Les Bruxellois sont-ils floués par la répartition de l’argent du plan de relance : le secrétaire d’Etat Dermine répond

Non, les Bruxellois ne sont pas lésés par la répartition du plan de relance, c’est en substance le message que le secrétaire d'Etat à la Relance, Thomas Dermine (PS) a fait passer sur les ondes de la Première ce mardi soir.

Alors que, sur les fonds qui seront alloués par l’Europe et pour lesquels les entités fédérées belges ont convenu d’un plan de répartition, 395 millions d’euros seraient attribués à la Région bruxelloise, certaines voix dans la capitale s’étaient fait entendre ce mardi pour estimer que les Bruxellois avaient obtenu moins que ce à quoi ils auraient pu proportionnellement prétendre. 395 millions d’euros, ce serait trop peu par rapport aux 495 millions pour la Fédération Wallonie-Bruxelles, au 1,48 milliard pour la Région Wallonne ou aux 2,25 milliards consacrés à la Flandre. 6% de la manne financière pour les Bruxellois, alors que la Région représente 10% de la population, certains y voyaient ce mardi matin un préjudice.

+++++

*Exercices à réaliser*:
[1] Recopiez fidèlement le passage de l'article sur la répartition du plan de relance qui commence aux mots « Alors que, sur » et s'achève après les mots « matin un préjudice. ».
[2] Rédigez la suite de l'article sur la répartition du plan de relance, en partant de sa dernière phrase.

+++++

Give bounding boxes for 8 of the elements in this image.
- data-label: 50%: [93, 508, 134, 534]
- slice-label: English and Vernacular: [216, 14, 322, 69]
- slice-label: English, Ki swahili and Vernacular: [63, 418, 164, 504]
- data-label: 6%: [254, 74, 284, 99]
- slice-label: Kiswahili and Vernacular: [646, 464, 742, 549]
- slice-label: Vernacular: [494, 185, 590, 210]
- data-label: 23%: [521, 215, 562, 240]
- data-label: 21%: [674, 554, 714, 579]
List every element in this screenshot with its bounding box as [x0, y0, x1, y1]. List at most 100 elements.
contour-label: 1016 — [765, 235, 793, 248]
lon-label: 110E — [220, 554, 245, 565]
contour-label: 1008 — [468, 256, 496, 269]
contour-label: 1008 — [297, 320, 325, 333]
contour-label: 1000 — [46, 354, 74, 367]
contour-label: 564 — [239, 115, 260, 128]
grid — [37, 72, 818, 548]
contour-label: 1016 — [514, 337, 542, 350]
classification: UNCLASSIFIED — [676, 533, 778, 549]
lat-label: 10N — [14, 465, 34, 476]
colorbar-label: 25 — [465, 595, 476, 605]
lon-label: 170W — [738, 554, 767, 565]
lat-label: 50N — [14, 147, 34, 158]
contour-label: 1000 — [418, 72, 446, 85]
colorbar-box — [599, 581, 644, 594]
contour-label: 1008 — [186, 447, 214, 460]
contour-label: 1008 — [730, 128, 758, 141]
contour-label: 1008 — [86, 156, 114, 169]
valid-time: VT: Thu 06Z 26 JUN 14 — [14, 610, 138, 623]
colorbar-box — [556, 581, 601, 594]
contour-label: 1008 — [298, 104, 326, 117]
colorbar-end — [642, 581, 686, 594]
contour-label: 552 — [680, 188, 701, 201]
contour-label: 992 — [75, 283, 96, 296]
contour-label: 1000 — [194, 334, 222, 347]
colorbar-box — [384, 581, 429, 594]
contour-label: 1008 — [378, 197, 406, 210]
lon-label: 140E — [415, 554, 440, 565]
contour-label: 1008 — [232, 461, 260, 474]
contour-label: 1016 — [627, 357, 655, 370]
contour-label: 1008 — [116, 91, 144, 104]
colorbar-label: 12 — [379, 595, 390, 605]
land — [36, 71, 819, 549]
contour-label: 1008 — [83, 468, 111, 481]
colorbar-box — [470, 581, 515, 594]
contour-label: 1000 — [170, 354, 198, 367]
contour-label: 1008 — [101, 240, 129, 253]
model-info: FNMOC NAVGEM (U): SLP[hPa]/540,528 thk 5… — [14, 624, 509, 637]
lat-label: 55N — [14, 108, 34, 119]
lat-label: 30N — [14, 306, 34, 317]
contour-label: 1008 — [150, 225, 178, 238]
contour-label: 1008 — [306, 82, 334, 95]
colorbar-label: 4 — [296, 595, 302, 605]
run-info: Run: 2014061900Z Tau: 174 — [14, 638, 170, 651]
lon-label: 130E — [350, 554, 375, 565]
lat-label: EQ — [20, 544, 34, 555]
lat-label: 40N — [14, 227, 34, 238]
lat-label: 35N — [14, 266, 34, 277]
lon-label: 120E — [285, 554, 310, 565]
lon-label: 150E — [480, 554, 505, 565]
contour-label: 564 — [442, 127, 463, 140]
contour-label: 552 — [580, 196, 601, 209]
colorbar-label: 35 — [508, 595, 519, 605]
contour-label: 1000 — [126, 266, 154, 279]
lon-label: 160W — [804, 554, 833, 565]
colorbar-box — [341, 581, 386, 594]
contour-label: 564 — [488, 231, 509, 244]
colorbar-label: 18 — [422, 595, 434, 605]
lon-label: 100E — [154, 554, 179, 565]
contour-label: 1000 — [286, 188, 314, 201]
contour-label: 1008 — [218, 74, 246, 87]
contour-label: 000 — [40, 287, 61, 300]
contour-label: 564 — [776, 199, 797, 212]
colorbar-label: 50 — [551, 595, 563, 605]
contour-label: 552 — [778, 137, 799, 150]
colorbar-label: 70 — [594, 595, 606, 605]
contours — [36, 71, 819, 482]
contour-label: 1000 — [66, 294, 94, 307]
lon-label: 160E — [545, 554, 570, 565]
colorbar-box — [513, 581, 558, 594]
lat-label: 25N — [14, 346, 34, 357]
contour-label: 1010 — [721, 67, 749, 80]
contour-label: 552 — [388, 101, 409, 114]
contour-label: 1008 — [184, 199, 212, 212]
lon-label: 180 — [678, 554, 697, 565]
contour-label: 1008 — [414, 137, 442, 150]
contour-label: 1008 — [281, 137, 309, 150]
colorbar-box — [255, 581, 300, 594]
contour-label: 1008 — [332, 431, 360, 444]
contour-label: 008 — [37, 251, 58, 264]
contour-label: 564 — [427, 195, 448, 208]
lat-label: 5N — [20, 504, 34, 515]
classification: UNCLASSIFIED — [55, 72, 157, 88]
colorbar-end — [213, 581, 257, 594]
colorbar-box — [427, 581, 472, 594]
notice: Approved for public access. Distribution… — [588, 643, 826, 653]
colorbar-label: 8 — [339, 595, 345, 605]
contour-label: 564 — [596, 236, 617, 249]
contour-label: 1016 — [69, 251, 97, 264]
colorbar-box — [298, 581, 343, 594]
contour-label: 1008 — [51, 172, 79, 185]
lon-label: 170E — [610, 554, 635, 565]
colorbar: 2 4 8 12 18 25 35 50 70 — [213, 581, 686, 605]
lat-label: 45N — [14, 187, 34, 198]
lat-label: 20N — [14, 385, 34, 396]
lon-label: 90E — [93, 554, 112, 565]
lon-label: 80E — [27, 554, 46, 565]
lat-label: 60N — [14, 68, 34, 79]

+++++

*Corrigé des exercices*:
[1]
Alors que, sur les fonds qui seront alloués par l’Europe et pour lesquels les entités fédérées belges ont convenu d’un plan de répartition, 395 millions d’euros seraient attribués à la Région bruxelloise, certaines voix dans la capitale s’étaient fait entendre ce mardi pour estimer que les Bruxellois avaient obtenu moins que ce à quoi ils auraient pu proportionnellement prétendre. 395 millions d’euros, ce serait trop peu par rapport aux 495 millions pour la Fédération Wallonie-Bruxelles, au 1,48 milliard pour la Région Wallonne ou aux 2,25 milliards consacrés à la Flandre. 6% de la manne financière pour les Bruxellois, alors que la Région représente 10% de la population, certains y voyaient ce mardi matin un préjudice.

[2]
Tenir compte du statut particulier de Bruxelles, selon le Secrétaire d'Etat

Pour Thomas Dermine, Bruxelles n’est pas lésée. Pour lui, la Communauté française va mobiliser des fonds pour des établissements scolaires à Bruxelles, la Communauté flamande le fera aussi et l’Etat fédéral investira dans des projets qui serviront les intérêts de la capitale. Les montants de ces investissements devraient donc être pris en considération avant de calculer un éventuel préjudice subi par Bruxelles dans la répartition des fonds du plan de relance.

Pour Thomas Dermine, pour les habitants de Bruxelles, peu devrait importer qu’un euro serve pour rénover une école, le palais de Justice ou une institution bruxelloise. Pour lui, c’est un "accord équilibré".